- What is being asked
Could you output each line of the data that follows exactly?

___ Input rows ___

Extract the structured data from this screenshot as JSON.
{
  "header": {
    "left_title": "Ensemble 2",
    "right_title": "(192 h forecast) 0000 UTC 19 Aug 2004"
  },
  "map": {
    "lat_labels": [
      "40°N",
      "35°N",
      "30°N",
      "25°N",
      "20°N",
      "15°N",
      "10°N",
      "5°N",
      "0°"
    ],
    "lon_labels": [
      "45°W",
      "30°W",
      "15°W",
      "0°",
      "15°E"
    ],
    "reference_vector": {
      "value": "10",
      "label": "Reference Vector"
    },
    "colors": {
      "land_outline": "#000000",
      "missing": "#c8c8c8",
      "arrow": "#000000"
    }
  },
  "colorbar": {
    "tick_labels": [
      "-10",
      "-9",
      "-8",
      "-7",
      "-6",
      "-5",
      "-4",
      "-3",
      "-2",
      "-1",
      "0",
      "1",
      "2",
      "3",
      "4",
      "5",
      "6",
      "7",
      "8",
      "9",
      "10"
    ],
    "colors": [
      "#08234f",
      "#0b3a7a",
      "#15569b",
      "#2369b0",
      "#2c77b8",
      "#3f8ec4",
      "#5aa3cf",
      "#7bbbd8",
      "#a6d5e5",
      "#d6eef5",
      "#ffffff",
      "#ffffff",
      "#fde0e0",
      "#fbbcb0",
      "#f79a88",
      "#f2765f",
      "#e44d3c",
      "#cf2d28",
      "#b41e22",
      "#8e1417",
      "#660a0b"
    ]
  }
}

___

- Full solution
Extract the structured data from this screenshot as JSON.
{
  "header": {
    "left_title": "Ensemble 2",
    "right_title": "(192 h forecast) 0000 UTC 19 Aug 2004"
  },
  "map": {
    "lat_labels": [
      "40°N",
      "35°N",
      "30°N",
      "25°N",
      "20°N",
      "15°N",
      "10°N",
      "5°N",
      "0°"
    ],
    "lon_labels": [
      "45°W",
      "30°W",
      "15°W",
      "0°",
      "15°E"
    ],
    "reference_vector": {
      "value": "10",
      "label": "Reference Vector"
    },
    "colors": {
      "land_outline": "#000000",
      "missing": "#c8c8c8",
      "arrow": "#000000"
    }
  },
  "colorbar": {
    "tick_labels": [
      "-10",
      "-9",
      "-8",
      "-7",
      "-6",
      "-5",
      "-4",
      "-3",
      "-2",
      "-1",
      "0",
      "1",
      "2",
      "3",
      "4",
      "5",
      "6",
      "7",
      "8",
      "9",
      "10"
    ],
    "colors": [
      "#08234f",
      "#0b3a7a",
      "#15569b",
      "#2369b0",
      "#2c77b8",
      "#3f8ec4",
      "#5aa3cf",
      "#7bbbd8",
      "#a6d5e5",
      "#d6eef5",
      "#ffffff",
      "#ffffff",
      "#fde0e0",
      "#fbbcb0",
      "#f79a88",
      "#f2765f",
      "#e44d3c",
      "#cf2d28",
      "#b41e22",
      "#8e1417",
      "#660a0b"
    ]
  }
}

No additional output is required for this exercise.